▽

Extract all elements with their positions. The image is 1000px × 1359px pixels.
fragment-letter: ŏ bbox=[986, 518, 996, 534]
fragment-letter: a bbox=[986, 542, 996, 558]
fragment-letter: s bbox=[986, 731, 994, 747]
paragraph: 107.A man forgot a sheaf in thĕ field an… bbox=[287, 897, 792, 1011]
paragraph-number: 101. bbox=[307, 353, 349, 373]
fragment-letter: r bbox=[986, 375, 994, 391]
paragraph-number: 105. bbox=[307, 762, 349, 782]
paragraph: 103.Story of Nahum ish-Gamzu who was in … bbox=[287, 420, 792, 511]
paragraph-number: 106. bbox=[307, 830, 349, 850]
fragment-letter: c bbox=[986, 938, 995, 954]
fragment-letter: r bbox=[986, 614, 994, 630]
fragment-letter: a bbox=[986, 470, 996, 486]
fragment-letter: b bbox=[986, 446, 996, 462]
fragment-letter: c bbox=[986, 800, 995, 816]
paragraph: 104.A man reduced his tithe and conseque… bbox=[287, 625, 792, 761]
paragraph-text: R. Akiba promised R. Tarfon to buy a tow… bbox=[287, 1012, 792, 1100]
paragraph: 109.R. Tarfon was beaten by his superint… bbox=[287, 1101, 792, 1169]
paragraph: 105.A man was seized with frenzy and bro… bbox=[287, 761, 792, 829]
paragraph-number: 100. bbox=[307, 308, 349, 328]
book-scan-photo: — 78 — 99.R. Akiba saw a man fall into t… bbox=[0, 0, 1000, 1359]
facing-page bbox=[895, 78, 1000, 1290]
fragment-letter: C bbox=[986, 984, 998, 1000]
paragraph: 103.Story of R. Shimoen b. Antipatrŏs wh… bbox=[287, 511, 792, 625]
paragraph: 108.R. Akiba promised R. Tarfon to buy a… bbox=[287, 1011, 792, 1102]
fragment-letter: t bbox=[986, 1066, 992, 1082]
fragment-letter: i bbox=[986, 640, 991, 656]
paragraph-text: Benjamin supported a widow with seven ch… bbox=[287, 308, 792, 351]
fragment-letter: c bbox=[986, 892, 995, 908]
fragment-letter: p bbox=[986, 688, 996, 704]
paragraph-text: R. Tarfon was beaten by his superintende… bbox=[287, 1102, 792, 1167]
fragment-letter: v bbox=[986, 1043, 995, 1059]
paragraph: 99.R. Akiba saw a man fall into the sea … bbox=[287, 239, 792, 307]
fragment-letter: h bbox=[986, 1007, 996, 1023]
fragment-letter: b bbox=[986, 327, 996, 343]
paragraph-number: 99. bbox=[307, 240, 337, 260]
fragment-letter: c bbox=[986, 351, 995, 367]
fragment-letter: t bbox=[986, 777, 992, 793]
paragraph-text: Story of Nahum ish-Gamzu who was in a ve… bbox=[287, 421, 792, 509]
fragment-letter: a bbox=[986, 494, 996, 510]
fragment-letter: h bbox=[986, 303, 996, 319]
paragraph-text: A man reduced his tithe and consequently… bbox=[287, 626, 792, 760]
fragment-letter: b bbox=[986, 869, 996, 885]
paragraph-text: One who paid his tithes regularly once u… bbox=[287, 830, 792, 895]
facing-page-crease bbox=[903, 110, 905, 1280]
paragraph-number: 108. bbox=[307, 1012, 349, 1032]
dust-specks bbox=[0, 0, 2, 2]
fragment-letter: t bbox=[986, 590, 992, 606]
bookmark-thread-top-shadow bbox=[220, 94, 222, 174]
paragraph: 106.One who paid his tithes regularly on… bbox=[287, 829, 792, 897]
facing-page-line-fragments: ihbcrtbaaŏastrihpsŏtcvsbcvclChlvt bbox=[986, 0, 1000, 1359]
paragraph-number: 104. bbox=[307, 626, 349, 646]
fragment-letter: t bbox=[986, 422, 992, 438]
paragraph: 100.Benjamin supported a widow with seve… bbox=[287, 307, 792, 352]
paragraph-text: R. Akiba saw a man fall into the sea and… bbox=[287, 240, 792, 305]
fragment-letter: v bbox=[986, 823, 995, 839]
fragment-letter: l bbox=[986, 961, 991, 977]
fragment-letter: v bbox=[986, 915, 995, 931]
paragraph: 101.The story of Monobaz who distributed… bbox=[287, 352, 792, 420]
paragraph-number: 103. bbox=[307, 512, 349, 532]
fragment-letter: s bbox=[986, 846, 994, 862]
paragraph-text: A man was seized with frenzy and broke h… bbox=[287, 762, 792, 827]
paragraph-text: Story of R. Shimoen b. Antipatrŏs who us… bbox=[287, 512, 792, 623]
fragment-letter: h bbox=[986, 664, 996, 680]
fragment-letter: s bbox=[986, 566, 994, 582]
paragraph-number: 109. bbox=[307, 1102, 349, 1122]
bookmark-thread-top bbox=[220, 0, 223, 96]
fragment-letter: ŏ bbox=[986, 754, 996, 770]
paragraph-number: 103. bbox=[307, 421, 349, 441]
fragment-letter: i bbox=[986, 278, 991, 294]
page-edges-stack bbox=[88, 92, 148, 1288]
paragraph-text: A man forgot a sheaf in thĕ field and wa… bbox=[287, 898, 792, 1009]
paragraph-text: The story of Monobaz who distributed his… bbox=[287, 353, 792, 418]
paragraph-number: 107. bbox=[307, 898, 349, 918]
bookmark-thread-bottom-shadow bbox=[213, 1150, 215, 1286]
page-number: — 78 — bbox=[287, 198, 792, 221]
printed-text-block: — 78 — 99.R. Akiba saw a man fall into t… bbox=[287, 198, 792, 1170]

△

REQUIRED TASK: Rewrite every row above, renaming "fragment-letter" to "margin-letter" and leaving everything else unchanged.

EXPECTED OUTPUT:
Extract all elements with their positions. The image is 1000px × 1359px pixels.
margin-letter: ŏ bbox=[986, 518, 996, 534]
margin-letter: a bbox=[986, 542, 996, 558]
margin-letter: s bbox=[986, 731, 994, 747]
paragraph: 107.A man forgot a sheaf in thĕ field an… bbox=[287, 897, 792, 1011]
paragraph-number: 101. bbox=[307, 353, 349, 373]
margin-letter: r bbox=[986, 375, 994, 391]
paragraph-number: 105. bbox=[307, 762, 349, 782]
paragraph: 103.Story of Nahum ish-Gamzu who was in … bbox=[287, 420, 792, 511]
paragraph-number: 106. bbox=[307, 830, 349, 850]
margin-letter: c bbox=[986, 938, 995, 954]
margin-letter: r bbox=[986, 614, 994, 630]
margin-letter: a bbox=[986, 470, 996, 486]
margin-letter: b bbox=[986, 446, 996, 462]
margin-letter: c bbox=[986, 800, 995, 816]
paragraph: 104.A man reduced his tithe and conseque… bbox=[287, 625, 792, 761]
paragraph-text: R. Akiba promised R. Tarfon to buy a tow… bbox=[287, 1012, 792, 1100]
paragraph: 109.R. Tarfon was beaten by his superint… bbox=[287, 1101, 792, 1169]
paragraph: 105.A man was seized with frenzy and bro… bbox=[287, 761, 792, 829]
paragraph-number: 100. bbox=[307, 308, 349, 328]
book-scan-photo: — 78 — 99.R. Akiba saw a man fall into t… bbox=[0, 0, 1000, 1359]
facing-page bbox=[895, 78, 1000, 1290]
margin-letter: C bbox=[986, 984, 998, 1000]
paragraph: 103.Story of R. Shimoen b. Antipatrŏs wh… bbox=[287, 511, 792, 625]
paragraph: 108.R. Akiba promised R. Tarfon to buy a… bbox=[287, 1011, 792, 1102]
margin-letter: t bbox=[986, 1066, 992, 1082]
margin-letter: i bbox=[986, 640, 991, 656]
paragraph-text: Benjamin supported a widow with seven ch… bbox=[287, 308, 792, 351]
margin-letter: c bbox=[986, 892, 995, 908]
margin-letter: p bbox=[986, 688, 996, 704]
paragraph-text: R. Tarfon was beaten by his superintende… bbox=[287, 1102, 792, 1167]
margin-letter: v bbox=[986, 1043, 995, 1059]
paragraph: 99.R. Akiba saw a man fall into the sea … bbox=[287, 239, 792, 307]
margin-letter: h bbox=[986, 1007, 996, 1023]
margin-letter: b bbox=[986, 327, 996, 343]
paragraph-number: 99. bbox=[307, 240, 337, 260]
margin-letter: c bbox=[986, 351, 995, 367]
margin-letter: t bbox=[986, 777, 992, 793]
paragraph-text: Story of Nahum ish-Gamzu who was in a ve… bbox=[287, 421, 792, 509]
margin-letter: a bbox=[986, 494, 996, 510]
margin-letter: h bbox=[986, 303, 996, 319]
paragraph-text: A man reduced his tithe and consequently… bbox=[287, 626, 792, 760]
margin-letter: b bbox=[986, 869, 996, 885]
paragraph-text: One who paid his tithes regularly once u… bbox=[287, 830, 792, 895]
facing-page-crease bbox=[903, 110, 905, 1280]
paragraph-number: 108. bbox=[307, 1012, 349, 1032]
dust-specks bbox=[0, 0, 2, 2]
margin-letter: t bbox=[986, 590, 992, 606]
bookmark-thread-top-shadow bbox=[220, 94, 222, 174]
paragraph: 106.One who paid his tithes regularly on… bbox=[287, 829, 792, 897]
facing-page-line-fragments: ihbcrtbaaŏastrihpsŏtcvsbcvclChlvt bbox=[986, 0, 1000, 1359]
paragraph-number: 104. bbox=[307, 626, 349, 646]
margin-letter: t bbox=[986, 422, 992, 438]
paragraph: 100.Benjamin supported a widow with seve… bbox=[287, 307, 792, 352]
paragraph-text: R. Akiba saw a man fall into the sea and… bbox=[287, 240, 792, 305]
margin-letter: v bbox=[986, 823, 995, 839]
margin-letter: l bbox=[986, 961, 991, 977]
margin-letter: v bbox=[986, 915, 995, 931]
paragraph: 101.The story of Monobaz who distributed… bbox=[287, 352, 792, 420]
paragraph-number: 103. bbox=[307, 512, 349, 532]
margin-letter: s bbox=[986, 846, 994, 862]
paragraph-text: A man was seized with frenzy and broke h… bbox=[287, 762, 792, 827]
paragraph-text: Story of R. Shimoen b. Antipatrŏs who us… bbox=[287, 512, 792, 623]
margin-letter: h bbox=[986, 664, 996, 680]
margin-letter: s bbox=[986, 566, 994, 582]
paragraph-number: 109. bbox=[307, 1102, 349, 1122]
bookmark-thread-top bbox=[220, 0, 223, 96]
margin-letter: ŏ bbox=[986, 754, 996, 770]
paragraph-number: 103. bbox=[307, 421, 349, 441]
margin-letter: i bbox=[986, 278, 991, 294]
page-edges-stack bbox=[88, 92, 148, 1288]
paragraph-text: A man forgot a sheaf in thĕ field and wa… bbox=[287, 898, 792, 1009]
paragraph-text: The story of Monobaz who distributed his… bbox=[287, 353, 792, 418]
paragraph-number: 107. bbox=[307, 898, 349, 918]
bookmark-thread-bottom-shadow bbox=[213, 1150, 215, 1286]
page-number: — 78 — bbox=[287, 198, 792, 221]
printed-text-block: — 78 — 99.R. Akiba saw a man fall into t… bbox=[287, 198, 792, 1170]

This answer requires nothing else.